### Source records
···

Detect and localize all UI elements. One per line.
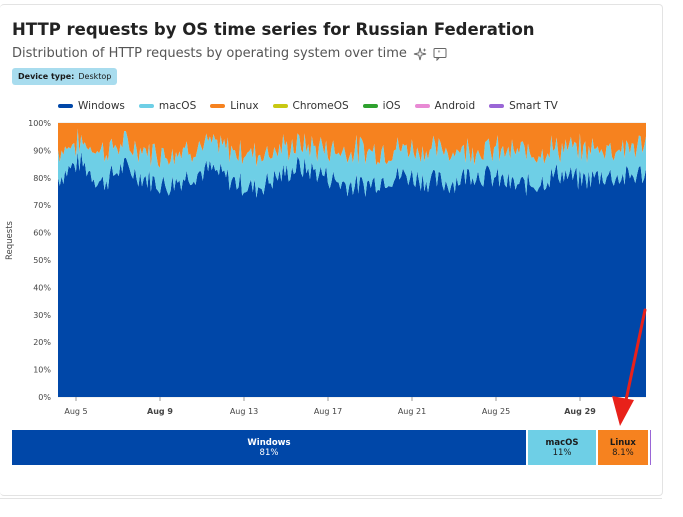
device-type-badge[interactable]: Device type: Desktop — [12, 68, 118, 85]
x-tick-label: Aug 17 — [314, 407, 342, 416]
legend-item-macos[interactable]: macOS — [138, 100, 197, 112]
badge-value: Desktop — [78, 72, 112, 81]
y-tick-label: 70% — [33, 201, 51, 210]
y-tick-label: 0% — [38, 393, 51, 402]
area-series-macos — [58, 128, 646, 198]
legend-label: Windows — [78, 100, 125, 112]
legend-item-smart-tv[interactable]: Smart TV — [489, 100, 558, 112]
share-label: Linux — [609, 437, 636, 448]
subtitle-row: Distribution of HTTP requests by operati… — [12, 46, 447, 61]
badge-key: Device type: — [18, 72, 75, 81]
share-segment-linux[interactable]: Linux 8.1% — [598, 430, 650, 465]
y-tick-label: 10% — [33, 366, 51, 375]
area-chart: 0% 10% 20% 30% 40% 50% 60% 70% 80% 90% 100% Aug 5 Au… — [28, 119, 646, 416]
legend-swatch — [272, 104, 288, 108]
legend-item-chromeos[interactable]: ChromeOS — [272, 100, 349, 112]
share-segment-macos[interactable]: macOS 11% — [528, 430, 599, 465]
share-label: macOS — [545, 437, 579, 448]
legend-swatch — [362, 104, 378, 108]
y-tick-label: 40% — [33, 283, 51, 292]
legend-swatch — [58, 104, 73, 108]
legend-label: Linux — [230, 100, 259, 112]
share-value: 81% — [259, 447, 279, 458]
legend-item-ios[interactable]: iOS — [362, 100, 401, 112]
x-tick-label: Aug 29 — [564, 407, 596, 416]
x-tick-label: Aug 5 — [64, 407, 87, 416]
legend-label: Android — [434, 100, 476, 112]
svg-text:": " — [437, 49, 440, 57]
x-tick-label: Aug 9 — [147, 407, 173, 416]
legend-item-windows[interactable]: Windows — [58, 100, 125, 112]
share-segment-other[interactable] — [649, 430, 653, 465]
legend-label: iOS — [382, 100, 401, 112]
share-bar: Windows 81% macOS 11% Linux 8.1% — [12, 430, 653, 465]
legend-label: macOS — [158, 100, 197, 112]
y-tick-label: 80% — [33, 174, 51, 183]
y-tick-label: 100% — [28, 119, 51, 128]
y-tick-label: 90% — [33, 146, 51, 155]
share-segment-windows[interactable]: Windows 81% — [12, 430, 528, 465]
area-series-linux — [58, 123, 646, 168]
sparkle-icon[interactable] — [413, 47, 427, 61]
legend-swatch — [210, 104, 226, 108]
x-tick-label: Aug 21 — [398, 407, 426, 416]
share-value: 11% — [552, 447, 572, 458]
y-tick-label: 60% — [33, 229, 51, 238]
chart-legend: Windows macOS Linux ChromeOS iOS Android Smart… — [58, 100, 558, 112]
subtitle: Distribution of HTTP requests by operati… — [12, 46, 407, 61]
page-title: HTTP requests by OS time series for Russ… — [12, 20, 535, 39]
x-tick-label: Aug 13 — [230, 407, 258, 416]
legend-swatch — [414, 104, 430, 108]
y-tick-label: 50% — [33, 256, 51, 265]
legend-swatch — [138, 104, 154, 108]
legend-swatch — [489, 104, 505, 108]
divider — [0, 498, 662, 499]
y-tick-label: 30% — [33, 311, 51, 320]
y-tick-label: 20% — [33, 338, 51, 347]
quote-icon[interactable]: " — [433, 47, 447, 61]
area-series-windows — [58, 151, 646, 397]
legend-label: Smart TV — [509, 100, 558, 112]
legend-item-linux[interactable]: Linux — [210, 100, 259, 112]
x-tick-label: Aug 25 — [482, 407, 510, 416]
share-value: 8.1% — [612, 447, 634, 458]
share-label: Windows — [247, 437, 291, 448]
legend-label: ChromeOS — [292, 100, 349, 112]
legend-item-android[interactable]: Android — [414, 100, 476, 112]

···

### Exercise requirements
Can you reproduce every line of the records above word for word, leaving out the pictures?

### Correct answer
Detect and localize all UI elements. One per line.
device-type-badge[interactable]: Device type: Desktop — [12, 68, 118, 85]
x-tick-label: Aug 17 — [314, 407, 342, 416]
legend-item-macos[interactable]: macOS — [138, 100, 197, 112]
badge-value: Desktop — [78, 72, 112, 81]
y-tick-label: 70% — [33, 201, 51, 210]
y-tick-label: 0% — [38, 393, 51, 402]
area-series-macos — [58, 128, 646, 198]
legend-label: Windows — [78, 100, 125, 112]
legend-item-smart-tv[interactable]: Smart TV — [489, 100, 558, 112]
share-label: Linux — [609, 437, 636, 448]
subtitle-row: Distribution of HTTP requests by operati… — [12, 46, 447, 61]
badge-key: Device type: — [18, 72, 75, 81]
share-segment-linux[interactable]: Linux 8.1% — [598, 430, 650, 465]
y-tick-label: 10% — [33, 366, 51, 375]
area-chart: 0% 10% 20% 30% 40% 50% 60% 70% 80% 90% 100% Aug 5 Au… — [28, 119, 646, 416]
legend-swatch — [272, 104, 288, 108]
legend-item-chromeos[interactable]: ChromeOS — [272, 100, 349, 112]
share-segment-macos[interactable]: macOS 11% — [528, 430, 599, 465]
share-label: macOS — [545, 437, 579, 448]
legend-swatch — [362, 104, 378, 108]
y-tick-label: 40% — [33, 283, 51, 292]
legend-swatch — [58, 104, 73, 108]
legend-label: Linux — [230, 100, 259, 112]
share-value: 81% — [259, 447, 279, 458]
legend-item-ios[interactable]: iOS — [362, 100, 401, 112]
x-tick-label: Aug 29 — [564, 407, 596, 416]
x-tick-label: Aug 5 — [64, 407, 87, 416]
legend-label: Android — [434, 100, 476, 112]
svg-text:": " — [437, 49, 440, 57]
x-tick-label: Aug 9 — [147, 407, 173, 416]
legend-item-windows[interactable]: Windows — [58, 100, 125, 112]
share-segment-other[interactable] — [649, 430, 653, 465]
legend-label: iOS — [382, 100, 401, 112]
share-bar: Windows 81% macOS 11% Linux 8.1% — [12, 430, 653, 465]
legend-label: macOS — [158, 100, 197, 112]
y-tick-label: 80% — [33, 174, 51, 183]
y-tick-label: 100% — [28, 119, 51, 128]
y-tick-label: 90% — [33, 146, 51, 155]
share-segment-windows[interactable]: Windows 81% — [12, 430, 528, 465]
area-series-linux — [58, 123, 646, 168]
sparkle-icon[interactable] — [413, 47, 427, 61]
legend-swatch — [210, 104, 226, 108]
x-tick-label: Aug 21 — [398, 407, 426, 416]
share-value: 11% — [552, 447, 572, 458]
y-tick-label: 60% — [33, 229, 51, 238]
chart-legend: Windows macOS Linux ChromeOS iOS Android Smart… — [58, 100, 558, 112]
subtitle: Distribution of HTTP requests by operati… — [12, 46, 407, 61]
page-title: HTTP requests by OS time series for Russ… — [12, 20, 535, 39]
x-tick-label: Aug 13 — [230, 407, 258, 416]
legend-swatch — [414, 104, 430, 108]
y-tick-label: 50% — [33, 256, 51, 265]
legend-swatch — [138, 104, 154, 108]
legend-swatch — [489, 104, 505, 108]
divider — [0, 498, 662, 499]
y-tick-label: 30% — [33, 311, 51, 320]
y-tick-label: 20% — [33, 338, 51, 347]
quote-icon[interactable]: " — [433, 47, 447, 61]
area-series-windows — [58, 151, 646, 397]
legend-label: Smart TV — [509, 100, 558, 112]
legend-item-linux[interactable]: Linux — [210, 100, 259, 112]
x-tick-label: Aug 25 — [482, 407, 510, 416]
share-value: 8.1% — [612, 447, 634, 458]
share-label: Windows — [247, 437, 291, 448]
legend-label: ChromeOS — [292, 100, 349, 112]
legend-item-android[interactable]: Android — [414, 100, 476, 112]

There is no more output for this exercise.